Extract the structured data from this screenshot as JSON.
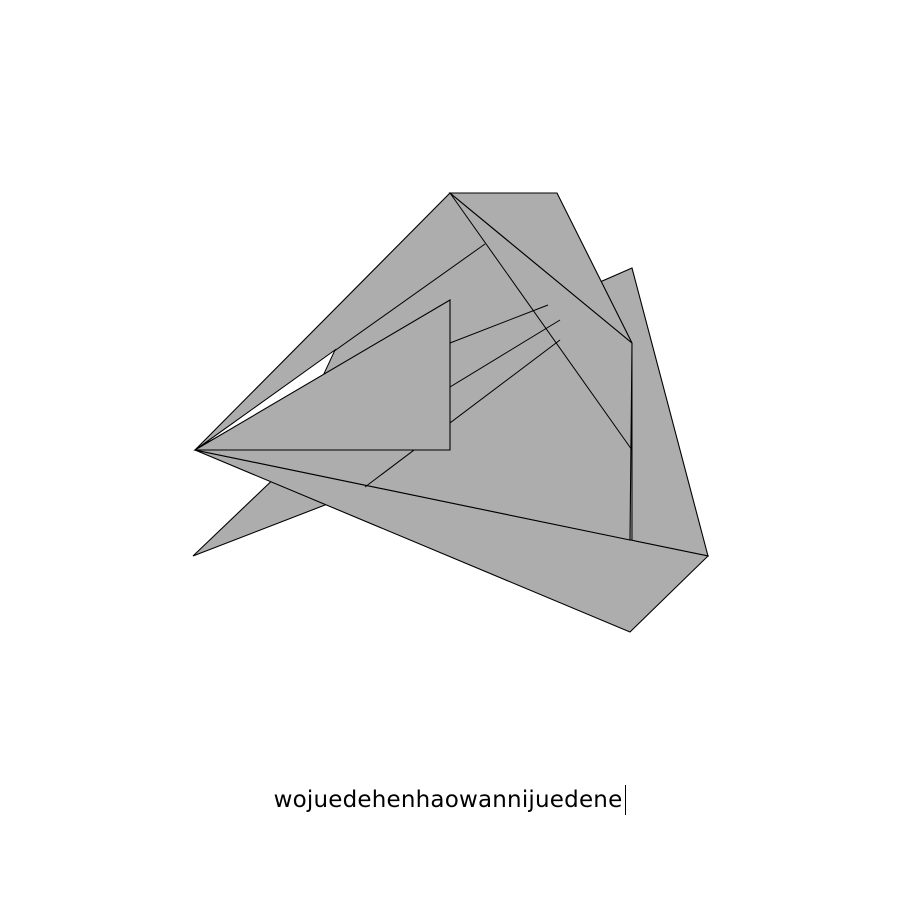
{
  "puzzle": {
    "typed_text": "wojuedehenhaowannijuedene",
    "piece_fill_color": "#adadad",
    "edge_color": "#000000",
    "background_color": "#ffffff"
  }
}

++++

STATED EXERCISE: Every line is to be duplicated exactly, though pictures stay out.

RESULT FOR THIS TASK:
Extract the structured data from this screenshot as JSON.
{
  "puzzle": {
    "typed_text": "wojuedehenhaowannijuedene",
    "piece_fill_color": "#adadad",
    "edge_color": "#000000",
    "background_color": "#ffffff"
  }
}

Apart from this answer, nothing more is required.